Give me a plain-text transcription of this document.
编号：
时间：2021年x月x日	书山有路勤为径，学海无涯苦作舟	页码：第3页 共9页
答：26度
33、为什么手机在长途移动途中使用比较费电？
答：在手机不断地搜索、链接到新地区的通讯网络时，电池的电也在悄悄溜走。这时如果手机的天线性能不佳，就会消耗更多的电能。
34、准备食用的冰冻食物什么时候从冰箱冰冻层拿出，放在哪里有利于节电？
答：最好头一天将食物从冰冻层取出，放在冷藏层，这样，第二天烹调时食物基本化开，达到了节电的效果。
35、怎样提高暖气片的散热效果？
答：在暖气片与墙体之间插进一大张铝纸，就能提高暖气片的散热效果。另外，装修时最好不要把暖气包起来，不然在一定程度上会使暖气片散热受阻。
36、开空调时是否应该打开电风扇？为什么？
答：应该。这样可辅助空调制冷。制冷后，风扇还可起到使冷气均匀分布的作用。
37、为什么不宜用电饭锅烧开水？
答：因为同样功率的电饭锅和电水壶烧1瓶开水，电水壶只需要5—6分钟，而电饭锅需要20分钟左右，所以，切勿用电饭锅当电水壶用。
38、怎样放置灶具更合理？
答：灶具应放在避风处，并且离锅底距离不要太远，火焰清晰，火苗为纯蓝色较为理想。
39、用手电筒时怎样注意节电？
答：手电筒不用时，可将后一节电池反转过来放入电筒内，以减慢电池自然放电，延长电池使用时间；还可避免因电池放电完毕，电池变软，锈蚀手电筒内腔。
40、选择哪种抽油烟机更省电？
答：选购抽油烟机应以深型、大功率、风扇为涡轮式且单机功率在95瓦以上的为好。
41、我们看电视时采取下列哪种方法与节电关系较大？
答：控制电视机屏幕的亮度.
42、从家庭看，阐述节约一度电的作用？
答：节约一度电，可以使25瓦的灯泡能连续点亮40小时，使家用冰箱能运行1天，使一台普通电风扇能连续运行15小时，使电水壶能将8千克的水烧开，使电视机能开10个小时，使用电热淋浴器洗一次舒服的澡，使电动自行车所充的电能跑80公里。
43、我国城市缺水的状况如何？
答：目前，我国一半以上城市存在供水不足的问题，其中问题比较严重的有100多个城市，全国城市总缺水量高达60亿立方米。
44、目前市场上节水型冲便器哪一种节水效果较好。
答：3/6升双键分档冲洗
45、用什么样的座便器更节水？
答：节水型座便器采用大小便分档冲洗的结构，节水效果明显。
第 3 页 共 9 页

────────────────

Written problem>
Take the lines above and retype all of them exactly.

Task solution>
Give me a plain-text transcription of this document.
编号：
时间：2021年x月x日	书山有路勤为径，学海无涯苦作舟	页码：第3页 共9页
答：26度
33、为什么手机在长途移动途中使用比较费电？
答：在手机不断地搜索、链接到新地区的通讯网络时，电池的电也在悄悄溜走。这时如果手机的天线性能不佳，就会消耗更多的电能。
34、准备食用的冰冻食物什么时候从冰箱冰冻层拿出，放在哪里有利于节电？
答：最好头一天将食物从冰冻层取出，放在冷藏层，这样，第二天烹调时食物基本化开，达到了节电的效果。
35、怎样提高暖气片的散热效果？
答：在暖气片与墙体之间插进一大张铝纸，就能提高暖气片的散热效果。另外，装修时最好不要把暖气包起来，不然在一定程度上会使暖气片散热受阻。
36、开空调时是否应该打开电风扇？为什么？
答：应该。这样可辅助空调制冷。制冷后，风扇还可起到使冷气均匀分布的作用。
37、为什么不宜用电饭锅烧开水？
答：因为同样功率的电饭锅和电水壶烧1瓶开水，电水壶只需要5—6分钟，而电饭锅需要20分钟左右，所以，切勿用电饭锅当电水壶用。
38、怎样放置灶具更合理？
答：灶具应放在避风处，并且离锅底距离不要太远，火焰清晰，火苗为纯蓝色较为理想。
39、用手电筒时怎样注意节电？
答：手电筒不用时，可将后一节电池反转过来放入电筒内，以减慢电池自然放电，延长电池使用时间；还可避免因电池放电完毕，电池变软，锈蚀手电筒内腔。
40、选择哪种抽油烟机更省电？
答：选购抽油烟机应以深型、大功率、风扇为涡轮式且单机功率在95瓦以上的为好。
41、我们看电视时采取下列哪种方法与节电关系较大？
答：控制电视机屏幕的亮度.
42、从家庭看，阐述节约一度电的作用？
答：节约一度电，可以使25瓦的灯泡能连续点亮40小时，使家用冰箱能运行1天，使一台普通电风扇能连续运行15小时，使电水壶能将8千克的水烧开，使电视机能开10个小时，使用电热淋浴器洗一次舒服的澡，使电动自行车所充的电能跑80公里。
43、我国城市缺水的状况如何？
答：目前，我国一半以上城市存在供水不足的问题，其中问题比较严重的有100多个城市，全国城市总缺水量高达60亿立方米。
44、目前市场上节水型冲便器哪一种节水效果较好。
答：3/6升双键分档冲洗
45、用什么样的座便器更节水？
答：节水型座便器采用大小便分档冲洗的结构，节水效果明显。
第 3 页 共 9 页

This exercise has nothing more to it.